PROBLEM TO SOLVE :: Could you copy, word for word, only the lines from the one containing "Enumerate this screenshot's" through the last line of the records below, both included?
==================================================
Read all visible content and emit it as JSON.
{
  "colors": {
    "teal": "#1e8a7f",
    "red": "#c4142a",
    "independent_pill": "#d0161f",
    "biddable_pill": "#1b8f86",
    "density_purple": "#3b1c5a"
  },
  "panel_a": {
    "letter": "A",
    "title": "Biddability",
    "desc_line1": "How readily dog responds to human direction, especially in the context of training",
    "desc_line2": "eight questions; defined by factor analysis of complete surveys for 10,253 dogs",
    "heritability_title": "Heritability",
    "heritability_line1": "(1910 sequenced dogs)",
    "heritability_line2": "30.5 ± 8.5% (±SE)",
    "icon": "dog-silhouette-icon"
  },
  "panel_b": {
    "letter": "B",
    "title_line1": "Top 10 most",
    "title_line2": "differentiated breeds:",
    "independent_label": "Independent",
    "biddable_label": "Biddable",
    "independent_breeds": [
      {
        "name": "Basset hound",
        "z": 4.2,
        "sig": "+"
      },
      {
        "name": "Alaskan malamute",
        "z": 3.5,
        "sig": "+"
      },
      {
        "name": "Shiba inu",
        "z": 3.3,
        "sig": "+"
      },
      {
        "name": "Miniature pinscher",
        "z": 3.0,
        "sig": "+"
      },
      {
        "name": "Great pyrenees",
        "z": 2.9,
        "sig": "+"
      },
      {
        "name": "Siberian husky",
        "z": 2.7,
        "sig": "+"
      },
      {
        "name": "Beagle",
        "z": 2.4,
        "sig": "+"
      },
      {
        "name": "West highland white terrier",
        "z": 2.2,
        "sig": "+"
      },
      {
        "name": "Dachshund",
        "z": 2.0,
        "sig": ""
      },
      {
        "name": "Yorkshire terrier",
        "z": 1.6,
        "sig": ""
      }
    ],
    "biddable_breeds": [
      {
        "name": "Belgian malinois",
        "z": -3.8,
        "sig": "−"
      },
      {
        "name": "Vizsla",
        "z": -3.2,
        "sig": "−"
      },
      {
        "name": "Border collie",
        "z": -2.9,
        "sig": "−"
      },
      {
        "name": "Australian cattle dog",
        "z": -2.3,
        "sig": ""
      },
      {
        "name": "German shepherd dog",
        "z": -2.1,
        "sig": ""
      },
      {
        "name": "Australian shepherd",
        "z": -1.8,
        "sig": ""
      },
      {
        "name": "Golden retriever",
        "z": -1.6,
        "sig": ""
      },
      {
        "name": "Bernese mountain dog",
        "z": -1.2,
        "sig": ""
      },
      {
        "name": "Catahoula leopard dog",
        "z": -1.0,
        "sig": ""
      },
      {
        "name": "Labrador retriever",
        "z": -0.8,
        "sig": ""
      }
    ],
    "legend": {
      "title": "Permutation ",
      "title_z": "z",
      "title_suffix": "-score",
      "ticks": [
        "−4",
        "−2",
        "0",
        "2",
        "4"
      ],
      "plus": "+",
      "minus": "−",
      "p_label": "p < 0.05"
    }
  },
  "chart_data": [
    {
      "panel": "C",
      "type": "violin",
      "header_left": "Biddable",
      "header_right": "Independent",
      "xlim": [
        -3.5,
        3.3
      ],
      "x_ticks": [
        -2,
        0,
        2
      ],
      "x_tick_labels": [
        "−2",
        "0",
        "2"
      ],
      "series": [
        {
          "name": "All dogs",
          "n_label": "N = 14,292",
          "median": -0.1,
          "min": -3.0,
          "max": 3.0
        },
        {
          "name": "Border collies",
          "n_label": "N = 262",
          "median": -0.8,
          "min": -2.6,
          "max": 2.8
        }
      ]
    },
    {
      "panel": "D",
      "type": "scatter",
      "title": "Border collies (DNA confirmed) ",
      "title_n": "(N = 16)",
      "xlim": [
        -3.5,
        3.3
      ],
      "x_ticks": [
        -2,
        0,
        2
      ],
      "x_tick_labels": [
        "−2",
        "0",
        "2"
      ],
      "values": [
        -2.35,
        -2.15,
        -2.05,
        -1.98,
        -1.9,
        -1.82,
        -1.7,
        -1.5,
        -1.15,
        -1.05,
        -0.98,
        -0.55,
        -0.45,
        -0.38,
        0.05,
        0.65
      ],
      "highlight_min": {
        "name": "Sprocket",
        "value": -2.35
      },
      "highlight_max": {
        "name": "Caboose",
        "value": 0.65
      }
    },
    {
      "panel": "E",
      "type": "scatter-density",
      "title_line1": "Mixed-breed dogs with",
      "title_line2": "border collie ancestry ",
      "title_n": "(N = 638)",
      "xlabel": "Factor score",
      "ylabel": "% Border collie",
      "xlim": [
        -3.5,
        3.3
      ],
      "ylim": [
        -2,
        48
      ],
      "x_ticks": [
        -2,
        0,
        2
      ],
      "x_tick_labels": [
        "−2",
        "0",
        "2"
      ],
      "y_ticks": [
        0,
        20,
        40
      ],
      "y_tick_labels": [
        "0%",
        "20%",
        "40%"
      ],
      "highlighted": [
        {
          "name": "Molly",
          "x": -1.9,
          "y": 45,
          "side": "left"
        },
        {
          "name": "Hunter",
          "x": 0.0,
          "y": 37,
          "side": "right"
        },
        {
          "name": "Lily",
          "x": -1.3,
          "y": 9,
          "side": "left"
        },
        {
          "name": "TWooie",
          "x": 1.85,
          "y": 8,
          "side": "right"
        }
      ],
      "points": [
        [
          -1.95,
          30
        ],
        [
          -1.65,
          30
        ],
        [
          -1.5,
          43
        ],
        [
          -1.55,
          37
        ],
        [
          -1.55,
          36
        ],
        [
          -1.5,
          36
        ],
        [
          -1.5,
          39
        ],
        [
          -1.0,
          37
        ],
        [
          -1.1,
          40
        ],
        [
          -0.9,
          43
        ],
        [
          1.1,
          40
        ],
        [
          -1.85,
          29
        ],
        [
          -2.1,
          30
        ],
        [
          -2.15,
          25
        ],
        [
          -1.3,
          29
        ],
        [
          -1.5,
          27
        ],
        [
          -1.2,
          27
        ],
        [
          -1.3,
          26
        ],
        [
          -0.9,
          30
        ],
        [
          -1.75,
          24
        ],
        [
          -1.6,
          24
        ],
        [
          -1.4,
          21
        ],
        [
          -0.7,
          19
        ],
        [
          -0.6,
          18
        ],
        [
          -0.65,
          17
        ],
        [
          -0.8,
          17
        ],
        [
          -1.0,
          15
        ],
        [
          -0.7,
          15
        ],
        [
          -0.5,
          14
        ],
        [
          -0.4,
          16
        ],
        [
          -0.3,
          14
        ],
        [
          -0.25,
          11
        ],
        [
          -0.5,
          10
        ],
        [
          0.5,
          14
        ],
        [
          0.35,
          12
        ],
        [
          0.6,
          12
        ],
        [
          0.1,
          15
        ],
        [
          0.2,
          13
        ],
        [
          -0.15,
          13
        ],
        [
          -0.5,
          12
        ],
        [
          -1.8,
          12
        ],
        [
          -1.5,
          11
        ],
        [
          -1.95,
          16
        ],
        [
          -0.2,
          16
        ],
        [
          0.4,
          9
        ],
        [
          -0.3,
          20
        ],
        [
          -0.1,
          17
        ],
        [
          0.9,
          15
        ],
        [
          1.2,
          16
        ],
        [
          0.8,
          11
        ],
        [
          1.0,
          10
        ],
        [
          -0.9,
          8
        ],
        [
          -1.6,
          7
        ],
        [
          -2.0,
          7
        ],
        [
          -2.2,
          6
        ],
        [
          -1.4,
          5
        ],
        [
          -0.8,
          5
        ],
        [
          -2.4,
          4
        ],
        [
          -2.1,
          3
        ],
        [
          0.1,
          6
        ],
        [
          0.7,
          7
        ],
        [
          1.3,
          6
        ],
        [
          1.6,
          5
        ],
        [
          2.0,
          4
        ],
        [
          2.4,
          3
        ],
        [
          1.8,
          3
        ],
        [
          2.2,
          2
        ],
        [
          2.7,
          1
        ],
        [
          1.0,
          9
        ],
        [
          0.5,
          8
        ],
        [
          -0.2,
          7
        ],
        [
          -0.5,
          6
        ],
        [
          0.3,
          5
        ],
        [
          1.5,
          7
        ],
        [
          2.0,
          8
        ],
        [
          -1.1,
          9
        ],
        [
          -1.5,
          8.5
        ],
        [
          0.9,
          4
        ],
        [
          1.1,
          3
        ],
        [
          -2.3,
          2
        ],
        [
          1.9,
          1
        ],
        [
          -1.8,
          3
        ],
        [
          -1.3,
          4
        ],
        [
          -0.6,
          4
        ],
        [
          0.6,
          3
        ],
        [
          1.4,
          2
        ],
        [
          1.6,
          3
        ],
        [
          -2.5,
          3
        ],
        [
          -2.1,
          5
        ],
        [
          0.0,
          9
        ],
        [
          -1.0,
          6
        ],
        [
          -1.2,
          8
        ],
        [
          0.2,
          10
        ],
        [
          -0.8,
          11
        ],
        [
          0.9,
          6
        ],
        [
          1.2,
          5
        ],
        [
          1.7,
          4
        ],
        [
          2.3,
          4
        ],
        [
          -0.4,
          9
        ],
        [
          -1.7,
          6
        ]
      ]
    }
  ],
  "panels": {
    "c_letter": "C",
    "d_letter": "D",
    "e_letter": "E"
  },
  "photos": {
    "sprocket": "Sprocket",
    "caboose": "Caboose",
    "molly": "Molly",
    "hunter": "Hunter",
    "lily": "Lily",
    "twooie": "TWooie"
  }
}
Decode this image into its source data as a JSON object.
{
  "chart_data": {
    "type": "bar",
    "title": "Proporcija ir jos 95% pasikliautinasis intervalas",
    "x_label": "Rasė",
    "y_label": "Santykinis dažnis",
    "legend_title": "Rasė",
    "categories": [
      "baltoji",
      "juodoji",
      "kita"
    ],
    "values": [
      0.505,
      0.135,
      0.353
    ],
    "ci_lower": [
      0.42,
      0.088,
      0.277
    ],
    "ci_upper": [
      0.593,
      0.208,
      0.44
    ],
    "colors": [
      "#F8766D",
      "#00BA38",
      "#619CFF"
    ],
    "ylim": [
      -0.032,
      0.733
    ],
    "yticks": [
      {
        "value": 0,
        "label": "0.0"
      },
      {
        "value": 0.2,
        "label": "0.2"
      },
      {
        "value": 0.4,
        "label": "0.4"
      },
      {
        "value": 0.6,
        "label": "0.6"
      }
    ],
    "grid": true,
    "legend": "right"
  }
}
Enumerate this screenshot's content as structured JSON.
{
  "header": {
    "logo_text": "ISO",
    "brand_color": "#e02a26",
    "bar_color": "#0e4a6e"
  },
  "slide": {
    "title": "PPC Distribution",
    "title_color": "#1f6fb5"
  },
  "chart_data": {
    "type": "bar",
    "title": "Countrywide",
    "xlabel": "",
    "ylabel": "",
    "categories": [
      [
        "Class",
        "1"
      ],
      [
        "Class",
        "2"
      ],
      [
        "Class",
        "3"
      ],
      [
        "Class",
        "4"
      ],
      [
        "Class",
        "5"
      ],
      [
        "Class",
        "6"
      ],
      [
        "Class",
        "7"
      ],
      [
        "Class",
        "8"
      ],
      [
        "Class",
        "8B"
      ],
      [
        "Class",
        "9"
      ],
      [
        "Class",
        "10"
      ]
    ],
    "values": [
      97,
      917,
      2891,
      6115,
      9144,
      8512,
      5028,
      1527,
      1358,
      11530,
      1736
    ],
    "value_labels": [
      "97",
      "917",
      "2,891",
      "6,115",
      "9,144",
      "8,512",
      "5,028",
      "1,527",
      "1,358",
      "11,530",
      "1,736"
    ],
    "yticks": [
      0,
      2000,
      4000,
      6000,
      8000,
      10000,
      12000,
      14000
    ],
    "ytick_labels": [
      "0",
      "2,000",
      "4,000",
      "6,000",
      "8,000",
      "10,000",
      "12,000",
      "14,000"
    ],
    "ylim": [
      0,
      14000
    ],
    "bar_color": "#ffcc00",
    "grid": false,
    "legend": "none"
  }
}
==================================================
RESPONSE TO THIS EXERCISE ::
Enumerate this screenshot's content as structured JSON.
{
  "header": {
    "logo_text": "ISO",
    "brand_color": "#e02a26",
    "bar_color": "#0e4a6e"
  },
  "slide": {
    "title": "PPC Distribution",
    "title_color": "#1f6fb5"
  },
  "chart_data": {
    "type": "bar",
    "title": "Countrywide",
    "xlabel": "",
    "ylabel": "",
    "categories": [
      [
        "Class",
        "1"
      ],
      [
        "Class",
        "2"
      ],
      [
        "Class",
        "3"
      ],
      [
        "Class",
        "4"
      ],
      [
        "Class",
        "5"
      ],
      [
        "Class",
        "6"
      ],
      [
        "Class",
        "7"
      ],
      [
        "Class",
        "8"
      ],
      [
        "Class",
        "8B"
      ],
      [
        "Class",
        "9"
      ],
      [
        "Class",
        "10"
      ]
    ],
    "values": [
      97,
      917,
      2891,
      6115,
      9144,
      8512,
      5028,
      1527,
      1358,
      11530,
      1736
    ],
    "value_labels": [
      "97",
      "917",
      "2,891",
      "6,115",
      "9,144",
      "8,512",
      "5,028",
      "1,527",
      "1,358",
      "11,530",
      "1,736"
    ],
    "yticks": [
      0,
      2000,
      4000,
      6000,
      8000,
      10000,
      12000,
      14000
    ],
    "ytick_labels": [
      "0",
      "2,000",
      "4,000",
      "6,000",
      "8,000",
      "10,000",
      "12,000",
      "14,000"
    ],
    "ylim": [
      0,
      14000
    ],
    "bar_color": "#ffcc00",
    "grid": false,
    "legend": "none"
  }
}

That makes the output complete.